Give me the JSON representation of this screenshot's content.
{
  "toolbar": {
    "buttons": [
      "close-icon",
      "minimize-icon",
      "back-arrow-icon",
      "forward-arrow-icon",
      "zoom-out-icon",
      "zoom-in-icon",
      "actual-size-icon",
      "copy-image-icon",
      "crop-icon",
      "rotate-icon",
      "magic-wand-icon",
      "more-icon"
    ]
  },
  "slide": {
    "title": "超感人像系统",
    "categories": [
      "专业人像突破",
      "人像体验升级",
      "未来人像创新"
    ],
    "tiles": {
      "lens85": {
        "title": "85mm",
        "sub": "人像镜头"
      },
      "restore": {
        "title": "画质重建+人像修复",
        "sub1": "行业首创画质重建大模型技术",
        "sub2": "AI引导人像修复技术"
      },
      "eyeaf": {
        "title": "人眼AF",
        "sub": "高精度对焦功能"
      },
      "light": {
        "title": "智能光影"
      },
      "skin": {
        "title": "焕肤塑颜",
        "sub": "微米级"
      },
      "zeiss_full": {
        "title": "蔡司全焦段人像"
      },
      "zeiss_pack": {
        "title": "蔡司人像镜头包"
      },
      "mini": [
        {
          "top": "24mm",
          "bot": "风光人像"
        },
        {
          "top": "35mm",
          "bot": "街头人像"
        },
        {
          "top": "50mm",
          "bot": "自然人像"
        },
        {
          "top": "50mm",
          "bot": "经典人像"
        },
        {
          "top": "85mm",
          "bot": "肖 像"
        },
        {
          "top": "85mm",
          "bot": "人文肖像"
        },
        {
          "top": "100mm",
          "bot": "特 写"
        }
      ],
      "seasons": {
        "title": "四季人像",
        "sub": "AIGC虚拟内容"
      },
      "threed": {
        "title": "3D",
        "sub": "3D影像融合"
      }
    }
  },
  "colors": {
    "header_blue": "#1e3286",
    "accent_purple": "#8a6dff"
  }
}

» GIVEN REQUEST
Repeat the listing above without any change.

» EXERCISE ANSWER
Give me the JSON representation of this screenshot's content.
{
  "toolbar": {
    "buttons": [
      "close-icon",
      "minimize-icon",
      "back-arrow-icon",
      "forward-arrow-icon",
      "zoom-out-icon",
      "zoom-in-icon",
      "actual-size-icon",
      "copy-image-icon",
      "crop-icon",
      "rotate-icon",
      "magic-wand-icon",
      "more-icon"
    ]
  },
  "slide": {
    "title": "超感人像系统",
    "categories": [
      "专业人像突破",
      "人像体验升级",
      "未来人像创新"
    ],
    "tiles": {
      "lens85": {
        "title": "85mm",
        "sub": "人像镜头"
      },
      "restore": {
        "title": "画质重建+人像修复",
        "sub1": "行业首创画质重建大模型技术",
        "sub2": "AI引导人像修复技术"
      },
      "eyeaf": {
        "title": "人眼AF",
        "sub": "高精度对焦功能"
      },
      "light": {
        "title": "智能光影"
      },
      "skin": {
        "title": "焕肤塑颜",
        "sub": "微米级"
      },
      "zeiss_full": {
        "title": "蔡司全焦段人像"
      },
      "zeiss_pack": {
        "title": "蔡司人像镜头包"
      },
      "mini": [
        {
          "top": "24mm",
          "bot": "风光人像"
        },
        {
          "top": "35mm",
          "bot": "街头人像"
        },
        {
          "top": "50mm",
          "bot": "自然人像"
        },
        {
          "top": "50mm",
          "bot": "经典人像"
        },
        {
          "top": "85mm",
          "bot": "肖 像"
        },
        {
          "top": "85mm",
          "bot": "人文肖像"
        },
        {
          "top": "100mm",
          "bot": "特 写"
        }
      ],
      "seasons": {
        "title": "四季人像",
        "sub": "AIGC虚拟内容"
      },
      "threed": {
        "title": "3D",
        "sub": "3D影像融合"
      }
    }
  },
  "colors": {
    "header_blue": "#1e3286",
    "accent_purple": "#8a6dff"
  }
}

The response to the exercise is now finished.